**WRITTEN REQUEST:** Copy the records below exactly as they appear.
━━━━━━━━━━━━━━━━
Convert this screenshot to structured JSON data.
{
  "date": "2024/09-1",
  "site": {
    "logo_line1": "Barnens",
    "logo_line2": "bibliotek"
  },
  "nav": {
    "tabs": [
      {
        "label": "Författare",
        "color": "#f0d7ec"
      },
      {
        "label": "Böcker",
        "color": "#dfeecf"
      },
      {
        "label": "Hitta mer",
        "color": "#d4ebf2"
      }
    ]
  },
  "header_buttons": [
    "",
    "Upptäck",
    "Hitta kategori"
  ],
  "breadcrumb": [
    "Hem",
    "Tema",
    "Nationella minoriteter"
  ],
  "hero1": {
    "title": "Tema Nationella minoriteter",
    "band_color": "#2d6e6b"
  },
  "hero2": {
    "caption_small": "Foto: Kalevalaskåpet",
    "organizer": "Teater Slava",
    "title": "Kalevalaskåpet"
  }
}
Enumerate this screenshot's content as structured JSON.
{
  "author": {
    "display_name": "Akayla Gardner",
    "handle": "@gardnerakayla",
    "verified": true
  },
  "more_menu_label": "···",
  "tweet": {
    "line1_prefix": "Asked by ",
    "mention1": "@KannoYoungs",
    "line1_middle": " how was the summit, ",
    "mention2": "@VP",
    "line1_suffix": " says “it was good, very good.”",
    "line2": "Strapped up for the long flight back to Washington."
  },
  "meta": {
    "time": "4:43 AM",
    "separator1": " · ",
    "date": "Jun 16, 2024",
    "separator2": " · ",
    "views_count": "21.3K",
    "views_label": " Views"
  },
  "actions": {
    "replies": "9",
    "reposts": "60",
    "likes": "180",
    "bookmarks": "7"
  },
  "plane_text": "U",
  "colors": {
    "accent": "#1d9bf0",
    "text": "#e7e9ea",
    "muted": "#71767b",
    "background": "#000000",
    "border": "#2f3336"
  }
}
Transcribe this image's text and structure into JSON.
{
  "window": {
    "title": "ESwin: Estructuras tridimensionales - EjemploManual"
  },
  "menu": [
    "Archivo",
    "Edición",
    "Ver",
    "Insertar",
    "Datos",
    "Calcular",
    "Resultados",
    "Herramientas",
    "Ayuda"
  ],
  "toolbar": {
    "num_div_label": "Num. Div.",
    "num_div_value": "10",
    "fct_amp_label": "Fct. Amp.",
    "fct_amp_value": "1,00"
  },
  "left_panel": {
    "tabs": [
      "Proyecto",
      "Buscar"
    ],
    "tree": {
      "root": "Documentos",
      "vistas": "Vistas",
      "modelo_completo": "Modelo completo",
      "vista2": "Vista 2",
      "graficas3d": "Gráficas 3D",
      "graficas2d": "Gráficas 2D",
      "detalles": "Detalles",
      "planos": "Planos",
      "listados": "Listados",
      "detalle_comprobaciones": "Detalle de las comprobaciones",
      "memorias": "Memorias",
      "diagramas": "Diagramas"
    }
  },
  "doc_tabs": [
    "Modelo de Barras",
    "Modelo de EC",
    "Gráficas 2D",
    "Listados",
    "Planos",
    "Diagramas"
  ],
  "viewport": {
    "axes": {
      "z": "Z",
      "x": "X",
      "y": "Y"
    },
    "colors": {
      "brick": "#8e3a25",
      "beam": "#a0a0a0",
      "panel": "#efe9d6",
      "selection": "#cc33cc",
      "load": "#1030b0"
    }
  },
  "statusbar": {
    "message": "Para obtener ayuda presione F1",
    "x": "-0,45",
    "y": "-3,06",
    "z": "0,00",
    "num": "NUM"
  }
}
━━━━━━━━━━━━━━━━
**SOLUTION TO THIS EXERCISE:**
Convert this screenshot to structured JSON data.
{
  "date": "2024/09-1",
  "site": {
    "logo_line1": "Barnens",
    "logo_line2": "bibliotek"
  },
  "nav": {
    "tabs": [
      {
        "label": "Författare",
        "color": "#f0d7ec"
      },
      {
        "label": "Böcker",
        "color": "#dfeecf"
      },
      {
        "label": "Hitta mer",
        "color": "#d4ebf2"
      }
    ]
  },
  "header_buttons": [
    "",
    "Upptäck",
    "Hitta kategori"
  ],
  "breadcrumb": [
    "Hem",
    "Tema",
    "Nationella minoriteter"
  ],
  "hero1": {
    "title": "Tema Nationella minoriteter",
    "band_color": "#2d6e6b"
  },
  "hero2": {
    "caption_small": "Foto: Kalevalaskåpet",
    "organizer": "Teater Slava",
    "title": "Kalevalaskåpet"
  }
}
Enumerate this screenshot's content as structured JSON.
{
  "author": {
    "display_name": "Akayla Gardner",
    "handle": "@gardnerakayla",
    "verified": true
  },
  "more_menu_label": "···",
  "tweet": {
    "line1_prefix": "Asked by ",
    "mention1": "@KannoYoungs",
    "line1_middle": " how was the summit, ",
    "mention2": "@VP",
    "line1_suffix": " says “it was good, very good.”",
    "line2": "Strapped up for the long flight back to Washington."
  },
  "meta": {
    "time": "4:43 AM",
    "separator1": " · ",
    "date": "Jun 16, 2024",
    "separator2": " · ",
    "views_count": "21.3K",
    "views_label": " Views"
  },
  "actions": {
    "replies": "9",
    "reposts": "60",
    "likes": "180",
    "bookmarks": "7"
  },
  "plane_text": "U",
  "colors": {
    "accent": "#1d9bf0",
    "text": "#e7e9ea",
    "muted": "#71767b",
    "background": "#000000",
    "border": "#2f3336"
  }
}
Transcribe this image's text and structure into JSON.
{
  "window": {
    "title": "ESwin: Estructuras tridimensionales - EjemploManual"
  },
  "menu": [
    "Archivo",
    "Edición",
    "Ver",
    "Insertar",
    "Datos",
    "Calcular",
    "Resultados",
    "Herramientas",
    "Ayuda"
  ],
  "toolbar": {
    "num_div_label": "Num. Div.",
    "num_div_value": "10",
    "fct_amp_label": "Fct. Amp.",
    "fct_amp_value": "1,00"
  },
  "left_panel": {
    "tabs": [
      "Proyecto",
      "Buscar"
    ],
    "tree": {
      "root": "Documentos",
      "vistas": "Vistas",
      "modelo_completo": "Modelo completo",
      "vista2": "Vista 2",
      "graficas3d": "Gráficas 3D",
      "graficas2d": "Gráficas 2D",
      "detalles": "Detalles",
      "planos": "Planos",
      "listados": "Listados",
      "detalle_comprobaciones": "Detalle de las comprobaciones",
      "memorias": "Memorias",
      "diagramas": "Diagramas"
    }
  },
  "doc_tabs": [
    "Modelo de Barras",
    "Modelo de EC",
    "Gráficas 2D",
    "Listados",
    "Planos",
    "Diagramas"
  ],
  "viewport": {
    "axes": {
      "z": "Z",
      "x": "X",
      "y": "Y"
    },
    "colors": {
      "brick": "#8e3a25",
      "beam": "#a0a0a0",
      "panel": "#efe9d6",
      "selection": "#cc33cc",
      "load": "#1030b0"
    }
  },
  "statusbar": {
    "message": "Para obtener ayuda presione F1",
    "x": "-0,45",
    "y": "-3,06",
    "z": "0,00",
    "num": "NUM"
  }
}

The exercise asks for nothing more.